▸ **Data section**:
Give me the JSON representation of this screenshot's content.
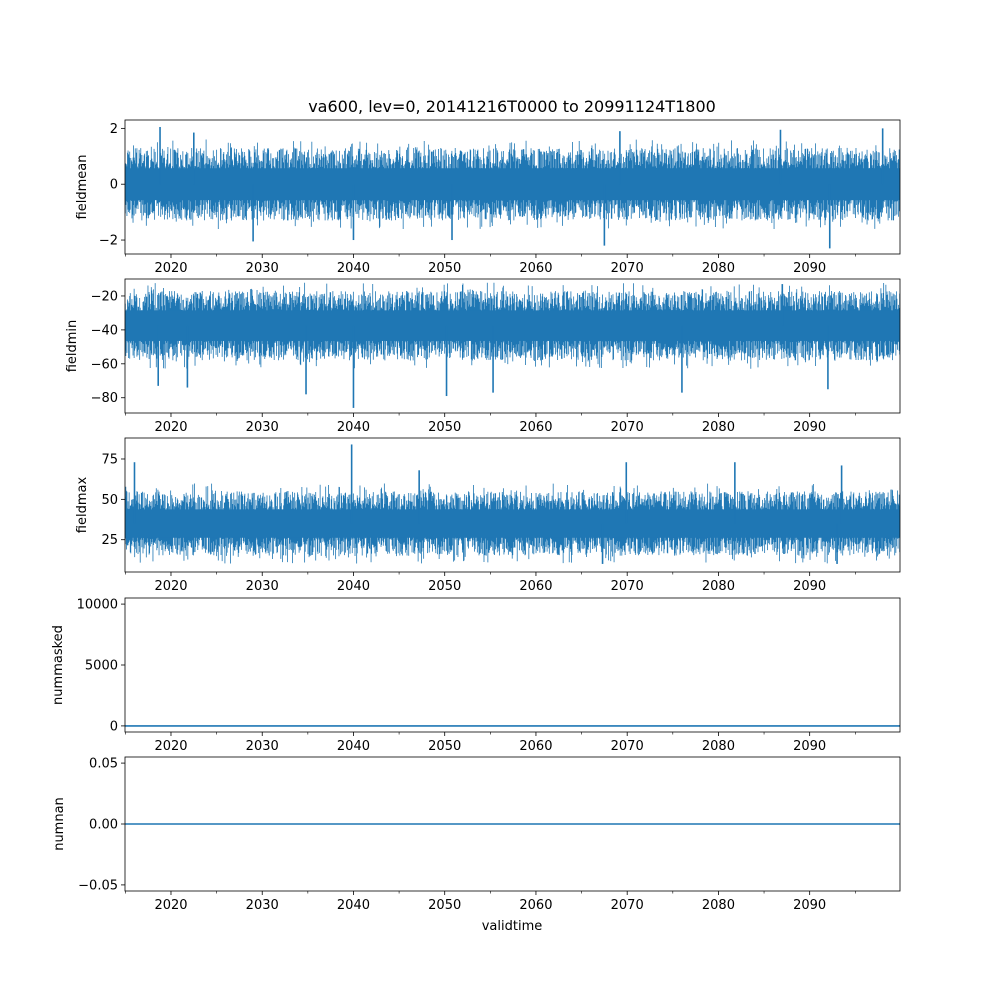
{
  "figure": {
    "title": "va600, lev=0, 20141216T0000 to 20991124T1800",
    "xlabel": "validtime"
  },
  "colors": {
    "series": "#1f77b4",
    "axes": "#000000",
    "background": "#ffffff"
  },
  "chart_data": [
    {
      "type": "line",
      "ylabel": "fieldmean",
      "xlim": [
        2014.96,
        2099.9
      ],
      "ylim": [
        -2.5,
        2.3
      ],
      "yticks": [
        -2,
        0,
        2
      ],
      "ytick_labels": [
        "−2",
        "0",
        "2"
      ],
      "xticks": [
        2020,
        2030,
        2040,
        2050,
        2060,
        2070,
        2080,
        2090
      ],
      "xtick_labels": [
        "2020",
        "2030",
        "2040",
        "2050",
        "2060",
        "2070",
        "2080",
        "2090"
      ],
      "series": [
        {
          "typical_range": [
            -1.3,
            1.3
          ],
          "extremes": [
            {
              "x": 2018.8,
              "y": 2.05
            },
            {
              "x": 2022.5,
              "y": 1.85
            },
            {
              "x": 2029.0,
              "y": -2.05
            },
            {
              "x": 2040.0,
              "y": -2.0
            },
            {
              "x": 2050.8,
              "y": -2.0
            },
            {
              "x": 2067.5,
              "y": -2.2
            },
            {
              "x": 2069.2,
              "y": 1.9
            },
            {
              "x": 2086.8,
              "y": 1.95
            },
            {
              "x": 2092.2,
              "y": -2.3
            },
            {
              "x": 2098.0,
              "y": 2.0
            }
          ]
        }
      ]
    },
    {
      "type": "line",
      "ylabel": "fieldmin",
      "xlim": [
        2014.96,
        2099.9
      ],
      "ylim": [
        -89,
        -10
      ],
      "yticks": [
        -80,
        -60,
        -40,
        -20
      ],
      "ytick_labels": [
        "−80",
        "−60",
        "−40",
        "−20"
      ],
      "xticks": [
        2020,
        2030,
        2040,
        2050,
        2060,
        2070,
        2080,
        2090
      ],
      "xtick_labels": [
        "2020",
        "2030",
        "2040",
        "2050",
        "2060",
        "2070",
        "2080",
        "2090"
      ],
      "series": [
        {
          "typical_range": [
            -58,
            -17
          ],
          "extremes": [
            {
              "x": 2040.0,
              "y": -86
            },
            {
              "x": 2034.8,
              "y": -78
            },
            {
              "x": 2050.2,
              "y": -79
            },
            {
              "x": 2055.3,
              "y": -77
            },
            {
              "x": 2018.6,
              "y": -73
            },
            {
              "x": 2021.8,
              "y": -74
            },
            {
              "x": 2076.0,
              "y": -77
            },
            {
              "x": 2092.0,
              "y": -75
            },
            {
              "x": 2087.0,
              "y": -13
            }
          ]
        }
      ]
    },
    {
      "type": "line",
      "ylabel": "fieldmax",
      "xlim": [
        2014.96,
        2099.9
      ],
      "ylim": [
        5,
        88
      ],
      "yticks": [
        25,
        50,
        75
      ],
      "ytick_labels": [
        "25",
        "50",
        "75"
      ],
      "xticks": [
        2020,
        2030,
        2040,
        2050,
        2060,
        2070,
        2080,
        2090
      ],
      "xtick_labels": [
        "2020",
        "2030",
        "2040",
        "2050",
        "2060",
        "2070",
        "2080",
        "2090"
      ],
      "series": [
        {
          "typical_range": [
            15,
            55
          ],
          "extremes": [
            {
              "x": 2039.8,
              "y": 84
            },
            {
              "x": 2016.0,
              "y": 73
            },
            {
              "x": 2069.9,
              "y": 73
            },
            {
              "x": 2081.8,
              "y": 73
            },
            {
              "x": 2093.5,
              "y": 71
            },
            {
              "x": 2047.2,
              "y": 68
            },
            {
              "x": 2067.3,
              "y": 10
            },
            {
              "x": 2093.0,
              "y": 10
            }
          ]
        }
      ]
    },
    {
      "type": "line",
      "ylabel": "nummasked",
      "xlim": [
        2014.96,
        2099.9
      ],
      "ylim": [
        -500,
        10500
      ],
      "yticks": [
        0,
        5000,
        10000
      ],
      "ytick_labels": [
        "0",
        "5000",
        "10000"
      ],
      "xticks": [
        2020,
        2030,
        2040,
        2050,
        2060,
        2070,
        2080,
        2090
      ],
      "xtick_labels": [
        "2020",
        "2030",
        "2040",
        "2050",
        "2060",
        "2070",
        "2080",
        "2090"
      ],
      "series": [
        {
          "constant": 0
        }
      ]
    },
    {
      "type": "line",
      "ylabel": "numnan",
      "xlim": [
        2014.96,
        2099.9
      ],
      "ylim": [
        -0.055,
        0.055
      ],
      "yticks": [
        -0.05,
        0.0,
        0.05
      ],
      "ytick_labels": [
        "−0.05",
        "0.00",
        "0.05"
      ],
      "xticks": [
        2020,
        2030,
        2040,
        2050,
        2060,
        2070,
        2080,
        2090
      ],
      "xtick_labels": [
        "2020",
        "2030",
        "2040",
        "2050",
        "2060",
        "2070",
        "2080",
        "2090"
      ],
      "series": [
        {
          "constant": 0
        }
      ]
    }
  ]
}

▸ **Work required**:
Your copy of the data should match it exactly, except that pictures are left out.

▸ **Response to the exercise**:
Give me the JSON representation of this screenshot's content.
{
  "figure": {
    "title": "va600, lev=0, 20141216T0000 to 20991124T1800",
    "xlabel": "validtime"
  },
  "colors": {
    "series": "#1f77b4",
    "axes": "#000000",
    "background": "#ffffff"
  },
  "chart_data": [
    {
      "type": "line",
      "ylabel": "fieldmean",
      "xlim": [
        2014.96,
        2099.9
      ],
      "ylim": [
        -2.5,
        2.3
      ],
      "yticks": [
        -2,
        0,
        2
      ],
      "ytick_labels": [
        "−2",
        "0",
        "2"
      ],
      "xticks": [
        2020,
        2030,
        2040,
        2050,
        2060,
        2070,
        2080,
        2090
      ],
      "xtick_labels": [
        "2020",
        "2030",
        "2040",
        "2050",
        "2060",
        "2070",
        "2080",
        "2090"
      ],
      "series": [
        {
          "typical_range": [
            -1.3,
            1.3
          ],
          "extremes": [
            {
              "x": 2018.8,
              "y": 2.05
            },
            {
              "x": 2022.5,
              "y": 1.85
            },
            {
              "x": 2029.0,
              "y": -2.05
            },
            {
              "x": 2040.0,
              "y": -2.0
            },
            {
              "x": 2050.8,
              "y": -2.0
            },
            {
              "x": 2067.5,
              "y": -2.2
            },
            {
              "x": 2069.2,
              "y": 1.9
            },
            {
              "x": 2086.8,
              "y": 1.95
            },
            {
              "x": 2092.2,
              "y": -2.3
            },
            {
              "x": 2098.0,
              "y": 2.0
            }
          ]
        }
      ]
    },
    {
      "type": "line",
      "ylabel": "fieldmin",
      "xlim": [
        2014.96,
        2099.9
      ],
      "ylim": [
        -89,
        -10
      ],
      "yticks": [
        -80,
        -60,
        -40,
        -20
      ],
      "ytick_labels": [
        "−80",
        "−60",
        "−40",
        "−20"
      ],
      "xticks": [
        2020,
        2030,
        2040,
        2050,
        2060,
        2070,
        2080,
        2090
      ],
      "xtick_labels": [
        "2020",
        "2030",
        "2040",
        "2050",
        "2060",
        "2070",
        "2080",
        "2090"
      ],
      "series": [
        {
          "typical_range": [
            -58,
            -17
          ],
          "extremes": [
            {
              "x": 2040.0,
              "y": -86
            },
            {
              "x": 2034.8,
              "y": -78
            },
            {
              "x": 2050.2,
              "y": -79
            },
            {
              "x": 2055.3,
              "y": -77
            },
            {
              "x": 2018.6,
              "y": -73
            },
            {
              "x": 2021.8,
              "y": -74
            },
            {
              "x": 2076.0,
              "y": -77
            },
            {
              "x": 2092.0,
              "y": -75
            },
            {
              "x": 2087.0,
              "y": -13
            }
          ]
        }
      ]
    },
    {
      "type": "line",
      "ylabel": "fieldmax",
      "xlim": [
        2014.96,
        2099.9
      ],
      "ylim": [
        5,
        88
      ],
      "yticks": [
        25,
        50,
        75
      ],
      "ytick_labels": [
        "25",
        "50",
        "75"
      ],
      "xticks": [
        2020,
        2030,
        2040,
        2050,
        2060,
        2070,
        2080,
        2090
      ],
      "xtick_labels": [
        "2020",
        "2030",
        "2040",
        "2050",
        "2060",
        "2070",
        "2080",
        "2090"
      ],
      "series": [
        {
          "typical_range": [
            15,
            55
          ],
          "extremes": [
            {
              "x": 2039.8,
              "y": 84
            },
            {
              "x": 2016.0,
              "y": 73
            },
            {
              "x": 2069.9,
              "y": 73
            },
            {
              "x": 2081.8,
              "y": 73
            },
            {
              "x": 2093.5,
              "y": 71
            },
            {
              "x": 2047.2,
              "y": 68
            },
            {
              "x": 2067.3,
              "y": 10
            },
            {
              "x": 2093.0,
              "y": 10
            }
          ]
        }
      ]
    },
    {
      "type": "line",
      "ylabel": "nummasked",
      "xlim": [
        2014.96,
        2099.9
      ],
      "ylim": [
        -500,
        10500
      ],
      "yticks": [
        0,
        5000,
        10000
      ],
      "ytick_labels": [
        "0",
        "5000",
        "10000"
      ],
      "xticks": [
        2020,
        2030,
        2040,
        2050,
        2060,
        2070,
        2080,
        2090
      ],
      "xtick_labels": [
        "2020",
        "2030",
        "2040",
        "2050",
        "2060",
        "2070",
        "2080",
        "2090"
      ],
      "series": [
        {
          "constant": 0
        }
      ]
    },
    {
      "type": "line",
      "ylabel": "numnan",
      "xlim": [
        2014.96,
        2099.9
      ],
      "ylim": [
        -0.055,
        0.055
      ],
      "yticks": [
        -0.05,
        0.0,
        0.05
      ],
      "ytick_labels": [
        "−0.05",
        "0.00",
        "0.05"
      ],
      "xticks": [
        2020,
        2030,
        2040,
        2050,
        2060,
        2070,
        2080,
        2090
      ],
      "xtick_labels": [
        "2020",
        "2030",
        "2040",
        "2050",
        "2060",
        "2070",
        "2080",
        "2090"
      ],
      "series": [
        {
          "constant": 0
        }
      ]
    }
  ]
}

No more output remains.